### WORK REQUIRED:
Look for the word "Investing" in the entries below, then copy every line that has it.
::: EXTRACTED DATA :::
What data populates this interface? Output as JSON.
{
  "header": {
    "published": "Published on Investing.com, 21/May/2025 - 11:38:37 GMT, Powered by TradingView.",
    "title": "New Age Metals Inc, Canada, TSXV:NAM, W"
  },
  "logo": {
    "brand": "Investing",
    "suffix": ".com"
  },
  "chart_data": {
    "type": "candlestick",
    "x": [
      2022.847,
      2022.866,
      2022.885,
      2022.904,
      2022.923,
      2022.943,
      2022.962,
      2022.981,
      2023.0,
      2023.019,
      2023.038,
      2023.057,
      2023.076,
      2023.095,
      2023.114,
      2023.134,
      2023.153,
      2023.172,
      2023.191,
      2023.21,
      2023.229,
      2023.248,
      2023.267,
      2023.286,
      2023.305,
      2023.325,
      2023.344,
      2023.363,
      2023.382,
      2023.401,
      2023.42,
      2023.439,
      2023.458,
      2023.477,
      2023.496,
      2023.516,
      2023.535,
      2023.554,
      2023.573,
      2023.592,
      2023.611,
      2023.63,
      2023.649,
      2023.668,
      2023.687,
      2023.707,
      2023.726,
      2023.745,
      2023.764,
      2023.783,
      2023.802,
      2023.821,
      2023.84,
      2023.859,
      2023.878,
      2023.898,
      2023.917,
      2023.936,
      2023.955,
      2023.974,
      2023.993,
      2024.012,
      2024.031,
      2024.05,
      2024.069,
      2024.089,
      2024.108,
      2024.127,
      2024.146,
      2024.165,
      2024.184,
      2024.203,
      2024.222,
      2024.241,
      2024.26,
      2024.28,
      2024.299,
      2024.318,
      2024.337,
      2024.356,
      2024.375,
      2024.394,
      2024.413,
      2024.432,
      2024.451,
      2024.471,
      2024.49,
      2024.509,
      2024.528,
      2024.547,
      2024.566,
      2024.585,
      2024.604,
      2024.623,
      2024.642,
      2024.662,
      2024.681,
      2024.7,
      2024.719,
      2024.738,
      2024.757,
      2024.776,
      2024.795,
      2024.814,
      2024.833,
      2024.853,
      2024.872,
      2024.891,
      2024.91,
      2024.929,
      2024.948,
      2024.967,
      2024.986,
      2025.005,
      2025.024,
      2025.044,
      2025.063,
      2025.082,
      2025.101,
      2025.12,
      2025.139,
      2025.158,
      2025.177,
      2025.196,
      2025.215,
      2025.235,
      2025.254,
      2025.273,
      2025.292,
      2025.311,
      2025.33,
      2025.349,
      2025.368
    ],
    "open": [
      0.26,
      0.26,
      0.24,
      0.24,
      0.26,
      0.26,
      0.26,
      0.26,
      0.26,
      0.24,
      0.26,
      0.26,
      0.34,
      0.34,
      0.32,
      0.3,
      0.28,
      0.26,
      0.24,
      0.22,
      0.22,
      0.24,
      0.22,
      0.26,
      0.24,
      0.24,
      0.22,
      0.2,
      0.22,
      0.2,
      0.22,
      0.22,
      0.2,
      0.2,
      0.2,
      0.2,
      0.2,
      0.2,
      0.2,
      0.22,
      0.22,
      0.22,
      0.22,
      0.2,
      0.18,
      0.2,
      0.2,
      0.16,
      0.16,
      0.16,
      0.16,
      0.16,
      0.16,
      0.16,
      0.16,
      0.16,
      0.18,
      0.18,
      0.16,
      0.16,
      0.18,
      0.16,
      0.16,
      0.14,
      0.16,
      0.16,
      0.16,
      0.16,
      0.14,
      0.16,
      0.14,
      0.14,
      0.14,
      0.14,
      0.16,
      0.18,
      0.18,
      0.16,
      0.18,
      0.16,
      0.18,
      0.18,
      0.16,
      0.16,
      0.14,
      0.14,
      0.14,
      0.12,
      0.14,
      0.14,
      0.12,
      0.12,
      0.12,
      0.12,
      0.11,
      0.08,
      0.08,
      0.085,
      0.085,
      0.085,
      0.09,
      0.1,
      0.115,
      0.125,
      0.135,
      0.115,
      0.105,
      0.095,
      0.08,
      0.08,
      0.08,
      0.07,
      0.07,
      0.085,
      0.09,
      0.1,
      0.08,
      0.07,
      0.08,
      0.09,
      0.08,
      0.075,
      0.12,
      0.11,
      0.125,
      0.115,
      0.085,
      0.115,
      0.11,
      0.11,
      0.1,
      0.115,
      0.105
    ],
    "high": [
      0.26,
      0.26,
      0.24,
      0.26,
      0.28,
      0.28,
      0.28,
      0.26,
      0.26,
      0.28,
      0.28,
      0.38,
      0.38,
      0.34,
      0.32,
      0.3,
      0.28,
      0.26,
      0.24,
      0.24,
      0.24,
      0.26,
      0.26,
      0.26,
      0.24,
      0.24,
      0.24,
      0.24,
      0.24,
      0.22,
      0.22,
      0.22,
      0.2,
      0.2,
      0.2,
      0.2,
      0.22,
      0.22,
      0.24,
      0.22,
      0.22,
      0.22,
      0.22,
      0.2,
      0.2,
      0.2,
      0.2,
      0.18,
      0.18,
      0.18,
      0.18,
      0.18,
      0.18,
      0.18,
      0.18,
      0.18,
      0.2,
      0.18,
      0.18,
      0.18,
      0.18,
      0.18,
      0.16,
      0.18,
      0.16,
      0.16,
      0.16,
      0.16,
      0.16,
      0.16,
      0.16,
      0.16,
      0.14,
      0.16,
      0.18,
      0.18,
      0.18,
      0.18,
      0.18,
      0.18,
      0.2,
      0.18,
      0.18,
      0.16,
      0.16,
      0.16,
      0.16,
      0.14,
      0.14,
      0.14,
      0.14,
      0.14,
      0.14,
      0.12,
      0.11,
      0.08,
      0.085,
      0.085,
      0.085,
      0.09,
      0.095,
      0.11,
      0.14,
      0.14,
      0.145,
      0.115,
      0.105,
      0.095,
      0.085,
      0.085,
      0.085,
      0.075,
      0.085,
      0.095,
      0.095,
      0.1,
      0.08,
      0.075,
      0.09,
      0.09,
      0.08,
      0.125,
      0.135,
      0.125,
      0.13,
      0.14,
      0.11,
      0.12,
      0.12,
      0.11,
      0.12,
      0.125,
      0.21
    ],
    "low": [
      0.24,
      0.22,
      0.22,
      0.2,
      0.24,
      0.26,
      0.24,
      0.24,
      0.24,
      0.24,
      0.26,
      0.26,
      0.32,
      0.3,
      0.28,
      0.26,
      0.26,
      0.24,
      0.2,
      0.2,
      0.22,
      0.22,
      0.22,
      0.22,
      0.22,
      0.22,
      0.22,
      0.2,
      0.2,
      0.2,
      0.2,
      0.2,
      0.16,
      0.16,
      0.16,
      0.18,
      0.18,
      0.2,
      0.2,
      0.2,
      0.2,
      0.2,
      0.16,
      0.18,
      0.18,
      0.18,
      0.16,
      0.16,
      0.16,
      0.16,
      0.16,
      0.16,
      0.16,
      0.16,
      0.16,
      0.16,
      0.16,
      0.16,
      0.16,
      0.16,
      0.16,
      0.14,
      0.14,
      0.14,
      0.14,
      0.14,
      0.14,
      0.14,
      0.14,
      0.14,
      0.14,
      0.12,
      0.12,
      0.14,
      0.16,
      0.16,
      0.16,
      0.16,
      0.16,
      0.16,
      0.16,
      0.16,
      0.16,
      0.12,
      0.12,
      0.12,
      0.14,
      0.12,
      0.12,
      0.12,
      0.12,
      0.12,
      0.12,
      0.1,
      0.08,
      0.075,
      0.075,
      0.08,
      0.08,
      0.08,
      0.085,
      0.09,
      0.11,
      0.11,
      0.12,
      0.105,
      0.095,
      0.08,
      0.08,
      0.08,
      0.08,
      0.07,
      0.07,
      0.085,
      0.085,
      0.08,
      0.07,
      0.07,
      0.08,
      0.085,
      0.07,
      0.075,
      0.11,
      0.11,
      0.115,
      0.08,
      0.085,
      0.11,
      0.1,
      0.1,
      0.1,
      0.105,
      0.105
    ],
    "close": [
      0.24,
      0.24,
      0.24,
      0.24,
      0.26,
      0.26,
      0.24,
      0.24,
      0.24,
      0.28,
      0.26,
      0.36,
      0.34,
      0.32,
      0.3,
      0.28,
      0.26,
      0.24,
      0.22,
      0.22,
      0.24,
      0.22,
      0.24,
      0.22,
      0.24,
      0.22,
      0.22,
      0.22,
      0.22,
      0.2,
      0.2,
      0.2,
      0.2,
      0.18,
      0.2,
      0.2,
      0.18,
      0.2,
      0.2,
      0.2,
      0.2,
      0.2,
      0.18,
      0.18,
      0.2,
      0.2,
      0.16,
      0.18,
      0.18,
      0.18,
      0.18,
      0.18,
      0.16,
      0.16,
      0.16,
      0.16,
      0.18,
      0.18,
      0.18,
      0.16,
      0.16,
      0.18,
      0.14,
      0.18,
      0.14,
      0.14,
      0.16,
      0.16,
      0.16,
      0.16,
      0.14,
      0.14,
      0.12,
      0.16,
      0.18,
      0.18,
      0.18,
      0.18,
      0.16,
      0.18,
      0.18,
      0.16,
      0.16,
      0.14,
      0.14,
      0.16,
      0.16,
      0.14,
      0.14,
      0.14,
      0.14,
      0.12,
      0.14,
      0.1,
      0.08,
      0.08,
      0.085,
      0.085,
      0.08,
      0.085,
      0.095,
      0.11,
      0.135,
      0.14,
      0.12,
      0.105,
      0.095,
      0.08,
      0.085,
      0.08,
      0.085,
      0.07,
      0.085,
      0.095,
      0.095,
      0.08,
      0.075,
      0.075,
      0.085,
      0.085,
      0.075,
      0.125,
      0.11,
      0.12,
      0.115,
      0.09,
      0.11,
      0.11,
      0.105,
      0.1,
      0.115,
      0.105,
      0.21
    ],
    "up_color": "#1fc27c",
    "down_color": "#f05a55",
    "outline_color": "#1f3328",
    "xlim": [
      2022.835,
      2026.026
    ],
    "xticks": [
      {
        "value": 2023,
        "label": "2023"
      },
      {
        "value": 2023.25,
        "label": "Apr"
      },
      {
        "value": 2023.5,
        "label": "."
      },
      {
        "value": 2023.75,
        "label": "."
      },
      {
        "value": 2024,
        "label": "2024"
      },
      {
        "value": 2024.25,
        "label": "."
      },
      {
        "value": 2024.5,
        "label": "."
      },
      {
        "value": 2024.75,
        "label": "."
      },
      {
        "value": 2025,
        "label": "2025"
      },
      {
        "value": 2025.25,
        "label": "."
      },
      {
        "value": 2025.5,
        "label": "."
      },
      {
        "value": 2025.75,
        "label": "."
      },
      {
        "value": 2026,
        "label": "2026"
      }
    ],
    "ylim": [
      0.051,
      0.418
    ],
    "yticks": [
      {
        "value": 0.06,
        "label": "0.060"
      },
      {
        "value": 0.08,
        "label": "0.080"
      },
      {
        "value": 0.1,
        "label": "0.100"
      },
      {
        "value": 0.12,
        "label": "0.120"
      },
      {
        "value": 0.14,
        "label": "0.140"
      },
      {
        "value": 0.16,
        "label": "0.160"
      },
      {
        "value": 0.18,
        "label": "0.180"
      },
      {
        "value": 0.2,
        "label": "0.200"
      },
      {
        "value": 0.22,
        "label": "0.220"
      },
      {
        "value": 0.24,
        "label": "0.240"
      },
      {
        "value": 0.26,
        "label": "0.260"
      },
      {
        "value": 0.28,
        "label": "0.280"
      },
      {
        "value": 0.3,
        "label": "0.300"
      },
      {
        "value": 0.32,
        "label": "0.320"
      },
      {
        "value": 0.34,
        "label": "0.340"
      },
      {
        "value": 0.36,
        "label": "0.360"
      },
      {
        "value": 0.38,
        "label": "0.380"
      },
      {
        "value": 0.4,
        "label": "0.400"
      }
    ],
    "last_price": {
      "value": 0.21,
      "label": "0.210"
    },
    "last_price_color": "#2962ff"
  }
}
:::
### OUTPUT FOR THIS TASK:
    "published": "Published on Investing.com, 21/May/2025 - 11:38:37 GMT, Powered by TradingView.",
    "brand": "Investing",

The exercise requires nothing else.